start MATERIAL PROVIDED

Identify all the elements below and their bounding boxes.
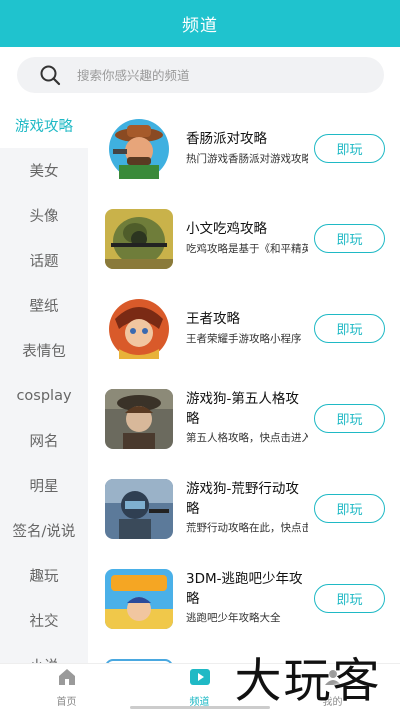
- home-indicator: [130, 706, 270, 709]
- list-item[interactable]: 王者攻略 王者荣耀手游攻略小程序 即玩: [88, 283, 400, 373]
- game-thumbnail: [105, 209, 173, 269]
- item-description: 热门游戏香肠派对游戏攻略: [186, 153, 308, 165]
- game-thumbnail: [105, 389, 173, 449]
- item-description: 第五人格攻略，快点击进入: [186, 432, 308, 444]
- item-description: 王者荣耀手游攻略小程序: [186, 333, 302, 345]
- sidebar-item-novels[interactable]: 小说: [0, 643, 88, 663]
- item-description: 荒野行动攻略在此，快点击: [186, 522, 308, 534]
- search-input[interactable]: [77, 67, 337, 83]
- play-icon: [189, 668, 211, 690]
- play-button[interactable]: 即玩: [314, 404, 385, 433]
- item-title: 小文吃鸡攻略: [186, 221, 267, 237]
- channel-list: 香肠派对攻略 热门游戏香肠派对游戏攻略 即玩 小文吃鸡攻略 吃鸡攻略是基于《和平…: [88, 103, 400, 663]
- page-title: 频道: [182, 16, 218, 36]
- search-icon: [37, 62, 63, 88]
- game-thumbnail: [105, 299, 173, 359]
- play-button[interactable]: 即玩: [314, 134, 385, 163]
- item-title: 王者攻略: [186, 311, 240, 327]
- list-item[interactable]: 游戏狗-第五人格攻略 第五人格攻略，快点击进入 即玩: [88, 373, 400, 463]
- category-sidebar: 游戏攻略 美女 头像 话题 壁纸 表情包 cosplay 网名 明星 签名/说说…: [0, 103, 88, 663]
- search-bar[interactable]: [17, 57, 384, 93]
- sidebar-item-topics[interactable]: 话题: [0, 238, 88, 283]
- sidebar-item-cosplay[interactable]: cosplay: [0, 373, 88, 418]
- play-button[interactable]: 即玩: [314, 584, 385, 613]
- watermark-logo: 大玩客: [234, 654, 382, 709]
- play-button[interactable]: 即玩: [314, 224, 385, 253]
- search-section: [0, 47, 400, 103]
- sidebar-item-fun[interactable]: 趣玩: [0, 553, 88, 598]
- sidebar-item-stickers[interactable]: 表情包: [0, 328, 88, 373]
- item-title: 游戏狗-荒野行动攻略: [186, 481, 299, 517]
- sidebar-item-beauty[interactable]: 美女: [0, 148, 88, 193]
- game-thumbnail: [105, 479, 173, 539]
- sidebar-item-social[interactable]: 社交: [0, 598, 88, 643]
- list-item[interactable]: 游戏狗-荒野行动攻略 荒野行动攻略在此，快点击 即玩: [88, 463, 400, 553]
- item-description: 吃鸡攻略是基于《和平精英》: [186, 243, 308, 255]
- sidebar-item-avatar[interactable]: 头像: [0, 193, 88, 238]
- list-item[interactable]: 香肠派对攻略 热门游戏香肠派对游戏攻略 即玩: [88, 103, 400, 193]
- sidebar-item-signatures[interactable]: 签名/说说: [0, 508, 88, 553]
- item-description: 逃跑吧少年攻略大全: [186, 612, 281, 624]
- sidebar-item-celebrities[interactable]: 明星: [0, 463, 88, 508]
- game-thumbnail: [105, 569, 173, 629]
- app-header: 频道: [0, 0, 400, 47]
- tab-home[interactable]: 首页: [0, 664, 133, 711]
- item-title: 游戏狗-第五人格攻略: [186, 391, 299, 427]
- item-title: 香肠派对攻略: [186, 131, 267, 147]
- list-item[interactable]: 小文吃鸡攻略 吃鸡攻略是基于《和平精英》 即玩: [88, 193, 400, 283]
- home-icon: [57, 668, 77, 690]
- item-title: 3DM-逃跑吧少年攻略: [186, 571, 303, 607]
- tab-label: 首页: [56, 697, 77, 708]
- sidebar-item-wallpaper[interactable]: 壁纸: [0, 283, 88, 328]
- sidebar-item-game-guides[interactable]: 游戏攻略: [0, 103, 88, 148]
- sidebar-item-nicknames[interactable]: 网名: [0, 418, 88, 463]
- play-button[interactable]: 即玩: [314, 494, 385, 523]
- list-item[interactable]: 3DM-逃跑吧少年攻略 逃跑吧少年攻略大全 即玩: [88, 553, 400, 643]
- game-thumbnail: [105, 119, 173, 179]
- play-button[interactable]: 即玩: [314, 314, 385, 343]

end MATERIAL PROVIDED

* _EXERCISE GOAL_: Reproduce every line of the material above word for word, leaving out the picture.

* _RESPONSE_:
Identify all the elements below and their bounding boxes.
- home-indicator: [130, 706, 270, 709]
- list-item[interactable]: 王者攻略 王者荣耀手游攻略小程序 即玩: [88, 283, 400, 373]
- game-thumbnail: [105, 209, 173, 269]
- item-description: 热门游戏香肠派对游戏攻略: [186, 153, 308, 165]
- game-thumbnail: [105, 389, 173, 449]
- item-description: 第五人格攻略，快点击进入: [186, 432, 308, 444]
- item-description: 王者荣耀手游攻略小程序: [186, 333, 302, 345]
- sidebar-item-novels[interactable]: 小说: [0, 643, 88, 663]
- item-description: 荒野行动攻略在此，快点击: [186, 522, 308, 534]
- search-input[interactable]: [77, 67, 337, 83]
- play-icon: [189, 668, 211, 690]
- play-button[interactable]: 即玩: [314, 404, 385, 433]
- item-title: 小文吃鸡攻略: [186, 221, 267, 237]
- channel-list: 香肠派对攻略 热门游戏香肠派对游戏攻略 即玩 小文吃鸡攻略 吃鸡攻略是基于《和平…: [88, 103, 400, 663]
- page-title: 频道: [182, 16, 218, 36]
- search-icon: [37, 62, 63, 88]
- game-thumbnail: [105, 299, 173, 359]
- play-button[interactable]: 即玩: [314, 134, 385, 163]
- item-title: 王者攻略: [186, 311, 240, 327]
- list-item[interactable]: 游戏狗-第五人格攻略 第五人格攻略，快点击进入 即玩: [88, 373, 400, 463]
- category-sidebar: 游戏攻略 美女 头像 话题 壁纸 表情包 cosplay 网名 明星 签名/说说…: [0, 103, 88, 663]
- search-bar[interactable]: [17, 57, 384, 93]
- sidebar-item-topics[interactable]: 话题: [0, 238, 88, 283]
- sidebar-item-cosplay[interactable]: cosplay: [0, 373, 88, 418]
- play-button[interactable]: 即玩: [314, 584, 385, 613]
- watermark-logo: 大玩客: [234, 654, 382, 709]
- play-button[interactable]: 即玩: [314, 224, 385, 253]
- search-section: [0, 47, 400, 103]
- sidebar-item-fun[interactable]: 趣玩: [0, 553, 88, 598]
- sidebar-item-stickers[interactable]: 表情包: [0, 328, 88, 373]
- item-title: 游戏狗-荒野行动攻略: [186, 481, 299, 517]
- sidebar-item-beauty[interactable]: 美女: [0, 148, 88, 193]
- game-thumbnail: [105, 479, 173, 539]
- sidebar-item-social[interactable]: 社交: [0, 598, 88, 643]
- list-item[interactable]: 游戏狗-荒野行动攻略 荒野行动攻略在此，快点击 即玩: [88, 463, 400, 553]
- item-description: 吃鸡攻略是基于《和平精英》: [186, 243, 308, 255]
- sidebar-item-avatar[interactable]: 头像: [0, 193, 88, 238]
- list-item[interactable]: 香肠派对攻略 热门游戏香肠派对游戏攻略 即玩: [88, 103, 400, 193]
- sidebar-item-signatures[interactable]: 签名/说说: [0, 508, 88, 553]
- item-description: 逃跑吧少年攻略大全: [186, 612, 281, 624]
- sidebar-item-celebrities[interactable]: 明星: [0, 463, 88, 508]
- game-thumbnail: [105, 569, 173, 629]
- app-header: 频道: [0, 0, 400, 47]
- tab-home[interactable]: 首页: [0, 664, 133, 711]
- item-title: 游戏狗-第五人格攻略: [186, 391, 299, 427]
- item-title: 香肠派对攻略: [186, 131, 267, 147]
- list-item[interactable]: 小文吃鸡攻略 吃鸡攻略是基于《和平精英》 即玩: [88, 193, 400, 283]
- home-icon: [57, 668, 77, 690]
- item-title: 3DM-逃跑吧少年攻略: [186, 571, 303, 607]
- tab-label: 首页: [56, 697, 77, 708]
- sidebar-item-wallpaper[interactable]: 壁纸: [0, 283, 88, 328]
- sidebar-item-game-guides[interactable]: 游戏攻略: [0, 103, 88, 148]
- sidebar-item-nicknames[interactable]: 网名: [0, 418, 88, 463]
- play-button[interactable]: 即玩: [314, 494, 385, 523]
- list-item[interactable]: 3DM-逃跑吧少年攻略 逃跑吧少年攻略大全 即玩: [88, 553, 400, 643]
- game-thumbnail: [105, 119, 173, 179]
- play-button[interactable]: 即玩: [314, 314, 385, 343]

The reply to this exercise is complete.